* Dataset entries
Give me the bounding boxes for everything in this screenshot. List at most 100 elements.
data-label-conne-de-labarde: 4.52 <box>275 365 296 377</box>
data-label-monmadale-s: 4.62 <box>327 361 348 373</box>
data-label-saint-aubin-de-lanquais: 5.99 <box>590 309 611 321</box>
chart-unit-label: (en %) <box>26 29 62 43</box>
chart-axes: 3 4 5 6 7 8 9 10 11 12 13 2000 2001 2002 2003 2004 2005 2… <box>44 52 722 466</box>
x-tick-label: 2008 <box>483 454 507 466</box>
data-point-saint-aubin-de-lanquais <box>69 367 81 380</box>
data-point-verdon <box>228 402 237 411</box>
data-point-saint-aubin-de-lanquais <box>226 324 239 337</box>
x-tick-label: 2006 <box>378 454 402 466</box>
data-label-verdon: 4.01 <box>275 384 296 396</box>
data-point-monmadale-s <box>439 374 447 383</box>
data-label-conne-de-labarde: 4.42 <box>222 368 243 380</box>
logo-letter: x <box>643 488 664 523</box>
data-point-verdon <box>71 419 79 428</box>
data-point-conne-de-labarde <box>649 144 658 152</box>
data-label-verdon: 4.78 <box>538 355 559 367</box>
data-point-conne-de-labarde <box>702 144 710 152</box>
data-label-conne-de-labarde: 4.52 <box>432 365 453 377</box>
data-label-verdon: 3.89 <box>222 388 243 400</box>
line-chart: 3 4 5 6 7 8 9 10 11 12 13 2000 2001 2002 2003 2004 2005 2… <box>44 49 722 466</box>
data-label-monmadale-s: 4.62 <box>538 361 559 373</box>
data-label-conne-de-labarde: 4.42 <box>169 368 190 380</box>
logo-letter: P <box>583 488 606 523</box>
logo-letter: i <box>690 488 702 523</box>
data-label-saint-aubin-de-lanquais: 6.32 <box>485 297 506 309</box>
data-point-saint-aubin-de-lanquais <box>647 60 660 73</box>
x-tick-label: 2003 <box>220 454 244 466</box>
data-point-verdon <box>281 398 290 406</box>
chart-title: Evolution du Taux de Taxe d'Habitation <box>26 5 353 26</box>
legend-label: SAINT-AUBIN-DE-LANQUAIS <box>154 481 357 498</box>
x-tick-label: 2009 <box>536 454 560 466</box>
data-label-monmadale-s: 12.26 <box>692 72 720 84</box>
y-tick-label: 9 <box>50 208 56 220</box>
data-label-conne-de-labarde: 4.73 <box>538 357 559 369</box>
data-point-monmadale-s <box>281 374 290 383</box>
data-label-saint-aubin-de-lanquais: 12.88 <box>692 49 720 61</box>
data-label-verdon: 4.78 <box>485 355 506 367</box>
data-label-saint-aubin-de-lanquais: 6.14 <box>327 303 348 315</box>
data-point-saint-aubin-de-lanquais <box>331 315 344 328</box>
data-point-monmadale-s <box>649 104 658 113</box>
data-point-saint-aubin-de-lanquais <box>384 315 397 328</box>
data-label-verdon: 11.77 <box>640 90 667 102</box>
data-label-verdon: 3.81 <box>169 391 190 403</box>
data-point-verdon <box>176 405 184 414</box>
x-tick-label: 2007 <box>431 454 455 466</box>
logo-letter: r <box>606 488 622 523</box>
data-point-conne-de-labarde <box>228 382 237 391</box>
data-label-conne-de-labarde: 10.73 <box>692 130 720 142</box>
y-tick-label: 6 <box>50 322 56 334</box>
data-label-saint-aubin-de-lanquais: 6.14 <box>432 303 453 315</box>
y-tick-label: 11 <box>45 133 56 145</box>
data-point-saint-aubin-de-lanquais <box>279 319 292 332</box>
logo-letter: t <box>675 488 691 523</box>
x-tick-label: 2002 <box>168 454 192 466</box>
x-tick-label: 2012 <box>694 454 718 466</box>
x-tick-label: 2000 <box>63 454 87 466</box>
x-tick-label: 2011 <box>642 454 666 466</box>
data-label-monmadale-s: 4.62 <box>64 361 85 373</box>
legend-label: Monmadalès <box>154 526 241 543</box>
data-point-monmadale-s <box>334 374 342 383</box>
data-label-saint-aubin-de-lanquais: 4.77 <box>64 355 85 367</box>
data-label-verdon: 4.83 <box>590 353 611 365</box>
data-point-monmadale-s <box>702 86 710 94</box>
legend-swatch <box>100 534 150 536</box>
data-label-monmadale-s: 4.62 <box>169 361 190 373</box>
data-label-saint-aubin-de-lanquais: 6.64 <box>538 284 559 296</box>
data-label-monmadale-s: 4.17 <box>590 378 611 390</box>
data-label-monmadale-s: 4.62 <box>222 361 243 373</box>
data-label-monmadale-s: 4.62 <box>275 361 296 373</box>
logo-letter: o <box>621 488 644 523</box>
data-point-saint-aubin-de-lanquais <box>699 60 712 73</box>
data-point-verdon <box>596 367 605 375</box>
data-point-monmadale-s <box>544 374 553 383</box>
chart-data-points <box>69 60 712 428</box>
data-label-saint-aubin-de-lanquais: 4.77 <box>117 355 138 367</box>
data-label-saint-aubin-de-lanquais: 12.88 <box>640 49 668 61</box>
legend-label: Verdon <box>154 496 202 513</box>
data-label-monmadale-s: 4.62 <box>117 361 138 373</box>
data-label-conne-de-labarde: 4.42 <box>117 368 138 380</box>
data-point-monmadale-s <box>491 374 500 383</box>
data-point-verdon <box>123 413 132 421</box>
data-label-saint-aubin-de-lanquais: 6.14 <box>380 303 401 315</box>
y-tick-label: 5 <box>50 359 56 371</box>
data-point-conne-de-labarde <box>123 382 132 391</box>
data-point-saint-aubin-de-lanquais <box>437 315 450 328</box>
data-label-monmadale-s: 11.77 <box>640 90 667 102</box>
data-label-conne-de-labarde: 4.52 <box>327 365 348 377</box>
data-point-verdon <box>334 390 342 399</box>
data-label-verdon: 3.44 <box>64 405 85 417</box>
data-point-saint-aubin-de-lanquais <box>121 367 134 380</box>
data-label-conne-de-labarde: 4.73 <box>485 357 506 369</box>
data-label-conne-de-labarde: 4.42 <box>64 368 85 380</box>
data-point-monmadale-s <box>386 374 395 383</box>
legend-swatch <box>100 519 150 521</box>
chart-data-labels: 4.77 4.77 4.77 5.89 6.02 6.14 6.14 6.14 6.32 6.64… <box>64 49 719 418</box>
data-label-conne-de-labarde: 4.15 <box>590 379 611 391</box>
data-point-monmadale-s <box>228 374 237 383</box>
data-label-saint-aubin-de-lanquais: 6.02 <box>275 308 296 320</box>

* What you are asked to do
Write out, word for word, the stretch of lines above from the first one through the line containing "x-tick-label: 2009 <box>536 454 560 466</box>", including both ends.

* Output for this task
Give me the bounding boxes for everything in this screenshot. List at most 100 elements.
data-label-conne-de-labarde: 4.52 <box>275 365 296 377</box>
data-label-monmadale-s: 4.62 <box>327 361 348 373</box>
data-label-saint-aubin-de-lanquais: 5.99 <box>590 309 611 321</box>
chart-unit-label: (en %) <box>26 29 62 43</box>
chart-axes: 3 4 5 6 7 8 9 10 11 12 13 2000 2001 2002 2003 2004 2005 2… <box>44 52 722 466</box>
x-tick-label: 2008 <box>483 454 507 466</box>
data-point-saint-aubin-de-lanquais <box>69 367 81 380</box>
data-point-verdon <box>228 402 237 411</box>
data-point-saint-aubin-de-lanquais <box>226 324 239 337</box>
x-tick-label: 2006 <box>378 454 402 466</box>
data-label-verdon: 4.01 <box>275 384 296 396</box>
data-point-monmadale-s <box>439 374 447 383</box>
data-label-conne-de-labarde: 4.42 <box>222 368 243 380</box>
logo-letter: x <box>643 488 664 523</box>
data-point-verdon <box>71 419 79 428</box>
data-point-conne-de-labarde <box>649 144 658 152</box>
data-label-verdon: 4.78 <box>538 355 559 367</box>
data-point-conne-de-labarde <box>702 144 710 152</box>
data-label-conne-de-labarde: 4.52 <box>432 365 453 377</box>
data-label-verdon: 3.89 <box>222 388 243 400</box>
line-chart: 3 4 5 6 7 8 9 10 11 12 13 2000 2001 2002 2003 2004 2005 2… <box>44 49 722 466</box>
data-label-monmadale-s: 4.62 <box>538 361 559 373</box>
data-label-conne-de-labarde: 4.42 <box>169 368 190 380</box>
logo-letter: P <box>583 488 606 523</box>
logo-letter: i <box>690 488 702 523</box>
data-label-saint-aubin-de-lanquais: 6.32 <box>485 297 506 309</box>
data-point-saint-aubin-de-lanquais <box>647 60 660 73</box>
x-tick-label: 2003 <box>220 454 244 466</box>
data-point-verdon <box>281 398 290 406</box>
chart-title: Evolution du Taux de Taxe d'Habitation <box>26 5 353 26</box>
legend-label: SAINT-AUBIN-DE-LANQUAIS <box>154 481 357 498</box>
x-tick-label: 2009 <box>536 454 560 466</box>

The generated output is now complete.